**SET PROBLEM A:** In the library participation excerpt, who did the Horowhenua Library Trust's council ask them to help gather local cultural heritage from?
**SET PROBLEM B:** Extend the excerpt about the Horowhenua Library Trust's community heritage project, starting after its final sentence.

── EXCERPT ──

So you don’t need to use technology to get users participating in the library – but it can let you do some really amazing things. I’m going to finish up with the Horowhenua Library Trust. Their council asked them to help gather all the pieces of the local cultural heritage that were scattered among small organisations and private individuals. So they created a piece of free web software and they asked the people in their community to participate by adding their own information onto the website.

At the conference they played us a recording of a builder who’d never seen a computer in his life — but within an hour and a half of going into the library, he was cataloguing images of machinery for them. They were overwhelmed with volunteers — retired secretaries, people who’d say they could maybe do half an hour a day, and now they’re doing it full-time, four days a week. People are logging in and adding information about photos that no-one else could identify.

Their view of Web 2.0 is of “radical trust”: trusting their community to create their own library — and by giving that trust, they’re getting an amazing digital library that they couldn’t ever have created without that community’s participation.

───
── DATA EXTRACT ──

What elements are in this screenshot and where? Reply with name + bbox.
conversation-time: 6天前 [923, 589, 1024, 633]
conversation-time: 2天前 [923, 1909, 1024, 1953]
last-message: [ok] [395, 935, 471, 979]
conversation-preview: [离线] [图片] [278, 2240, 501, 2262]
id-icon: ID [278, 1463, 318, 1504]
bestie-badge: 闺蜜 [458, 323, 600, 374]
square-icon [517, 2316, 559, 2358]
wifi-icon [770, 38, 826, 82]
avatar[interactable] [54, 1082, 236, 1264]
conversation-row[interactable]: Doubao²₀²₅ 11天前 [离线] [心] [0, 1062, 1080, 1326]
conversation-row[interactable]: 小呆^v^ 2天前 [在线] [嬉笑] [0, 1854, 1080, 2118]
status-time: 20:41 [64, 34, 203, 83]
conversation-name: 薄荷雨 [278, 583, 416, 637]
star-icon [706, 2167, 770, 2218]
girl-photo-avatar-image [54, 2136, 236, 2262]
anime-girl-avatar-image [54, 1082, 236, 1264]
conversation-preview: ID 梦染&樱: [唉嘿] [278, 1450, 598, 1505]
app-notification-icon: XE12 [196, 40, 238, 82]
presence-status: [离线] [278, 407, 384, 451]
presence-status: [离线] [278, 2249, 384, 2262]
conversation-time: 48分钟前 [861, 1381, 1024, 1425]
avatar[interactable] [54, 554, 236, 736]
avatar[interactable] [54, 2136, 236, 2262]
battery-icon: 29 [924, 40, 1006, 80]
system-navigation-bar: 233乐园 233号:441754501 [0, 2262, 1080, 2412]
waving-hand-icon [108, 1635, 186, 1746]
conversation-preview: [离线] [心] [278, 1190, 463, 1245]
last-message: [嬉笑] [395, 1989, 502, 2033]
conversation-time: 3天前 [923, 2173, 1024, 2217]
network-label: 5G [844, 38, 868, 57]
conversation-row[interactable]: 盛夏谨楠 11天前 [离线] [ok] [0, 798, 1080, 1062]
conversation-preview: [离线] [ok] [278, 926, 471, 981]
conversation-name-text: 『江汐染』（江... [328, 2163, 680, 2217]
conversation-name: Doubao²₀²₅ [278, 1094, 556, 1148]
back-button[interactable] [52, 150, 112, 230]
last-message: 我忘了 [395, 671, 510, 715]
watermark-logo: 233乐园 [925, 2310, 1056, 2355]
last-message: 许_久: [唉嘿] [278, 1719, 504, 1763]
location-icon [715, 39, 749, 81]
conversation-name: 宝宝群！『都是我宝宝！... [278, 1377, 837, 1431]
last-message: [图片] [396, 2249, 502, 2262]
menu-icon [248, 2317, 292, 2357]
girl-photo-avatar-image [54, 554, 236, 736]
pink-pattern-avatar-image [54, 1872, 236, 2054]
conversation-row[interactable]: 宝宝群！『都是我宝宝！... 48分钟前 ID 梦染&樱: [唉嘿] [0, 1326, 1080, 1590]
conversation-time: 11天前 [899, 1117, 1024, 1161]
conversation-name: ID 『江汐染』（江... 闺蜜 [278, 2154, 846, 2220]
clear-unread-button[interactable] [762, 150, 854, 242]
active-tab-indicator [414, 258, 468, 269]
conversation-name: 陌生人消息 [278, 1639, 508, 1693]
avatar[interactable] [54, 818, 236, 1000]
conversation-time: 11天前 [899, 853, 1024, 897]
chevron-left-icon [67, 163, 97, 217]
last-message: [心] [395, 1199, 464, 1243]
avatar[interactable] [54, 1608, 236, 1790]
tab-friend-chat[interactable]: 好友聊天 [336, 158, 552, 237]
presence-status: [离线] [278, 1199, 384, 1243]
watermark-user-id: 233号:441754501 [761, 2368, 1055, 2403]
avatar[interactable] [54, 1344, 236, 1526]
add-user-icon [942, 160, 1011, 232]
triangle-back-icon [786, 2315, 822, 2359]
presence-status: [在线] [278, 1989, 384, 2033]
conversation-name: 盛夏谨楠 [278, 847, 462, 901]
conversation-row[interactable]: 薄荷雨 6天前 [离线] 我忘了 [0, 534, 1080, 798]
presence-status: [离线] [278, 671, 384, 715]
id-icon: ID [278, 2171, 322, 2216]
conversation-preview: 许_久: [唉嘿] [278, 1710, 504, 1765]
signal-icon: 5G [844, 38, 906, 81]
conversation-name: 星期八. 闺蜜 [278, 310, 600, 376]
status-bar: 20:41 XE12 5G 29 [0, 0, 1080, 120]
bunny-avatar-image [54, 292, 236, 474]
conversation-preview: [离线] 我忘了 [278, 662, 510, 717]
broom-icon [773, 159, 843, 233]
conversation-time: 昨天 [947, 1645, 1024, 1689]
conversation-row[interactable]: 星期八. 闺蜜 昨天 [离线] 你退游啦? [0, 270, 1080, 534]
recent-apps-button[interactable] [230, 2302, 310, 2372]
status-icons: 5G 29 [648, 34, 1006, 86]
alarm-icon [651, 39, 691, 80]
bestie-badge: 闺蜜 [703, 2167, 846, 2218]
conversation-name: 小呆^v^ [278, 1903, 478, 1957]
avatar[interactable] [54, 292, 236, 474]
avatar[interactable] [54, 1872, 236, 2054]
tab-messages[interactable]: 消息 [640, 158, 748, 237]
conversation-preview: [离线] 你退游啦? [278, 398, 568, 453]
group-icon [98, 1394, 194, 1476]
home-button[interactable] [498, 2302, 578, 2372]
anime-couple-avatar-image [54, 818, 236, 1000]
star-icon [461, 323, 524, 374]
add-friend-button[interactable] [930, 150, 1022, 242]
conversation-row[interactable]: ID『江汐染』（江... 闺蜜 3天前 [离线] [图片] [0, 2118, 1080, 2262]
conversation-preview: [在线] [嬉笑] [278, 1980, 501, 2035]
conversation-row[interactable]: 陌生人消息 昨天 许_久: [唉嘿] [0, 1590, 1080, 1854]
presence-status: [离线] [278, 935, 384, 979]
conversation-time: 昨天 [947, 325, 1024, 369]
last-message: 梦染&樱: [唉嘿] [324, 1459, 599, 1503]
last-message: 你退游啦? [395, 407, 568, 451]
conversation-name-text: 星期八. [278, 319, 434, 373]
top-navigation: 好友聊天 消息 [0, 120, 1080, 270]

───

**EXERCISE OUTPUT A:** From small organisations and private individuals, among whom the pieces of local cultural heritage were scattered.

**EXERCISE OUTPUT B:**
What non-librarians think of libraries

Rhonda Gonzalez is asking about the top myths about libraries.

One of the things we tried for Library Week here was an “In 2017, libraries will be…” display – shamelessly stealing the idea from National Library’s LIANZA 2007 campaign and asking students what their vision of the library in ten years time will be.

Answers so far are on Flickr. We haven’t got a huge number of responses, but we’ll probably leave it up for another couple of weeks (ie until the end of exams) to see how it grows.

I’m now thinking towards next year’s Library Week – say, a display showing “a day in the life of a librarian” with all the things we do in a day beyond issuing books….

Full disclosure

Of course we did have glitches of varying problematicity over the week. In no particular order but my memory:

  • screensavers! We used our normal log-in to run the Skype stations, and so the screensaver kicked in every 15 minutes. At one point I fixed it to kick in only every 30 minutes; sekrit IT codes or something were needed to make it not kick in at all, and everything was always too hectic to actually get around to this.
  • speaking of hectic, it was the last week of term before end-of-year exams. I don’t think the “too busy studying” thing actually had that much effect, but on Friday the “too busy getting drunk” thing definitely did.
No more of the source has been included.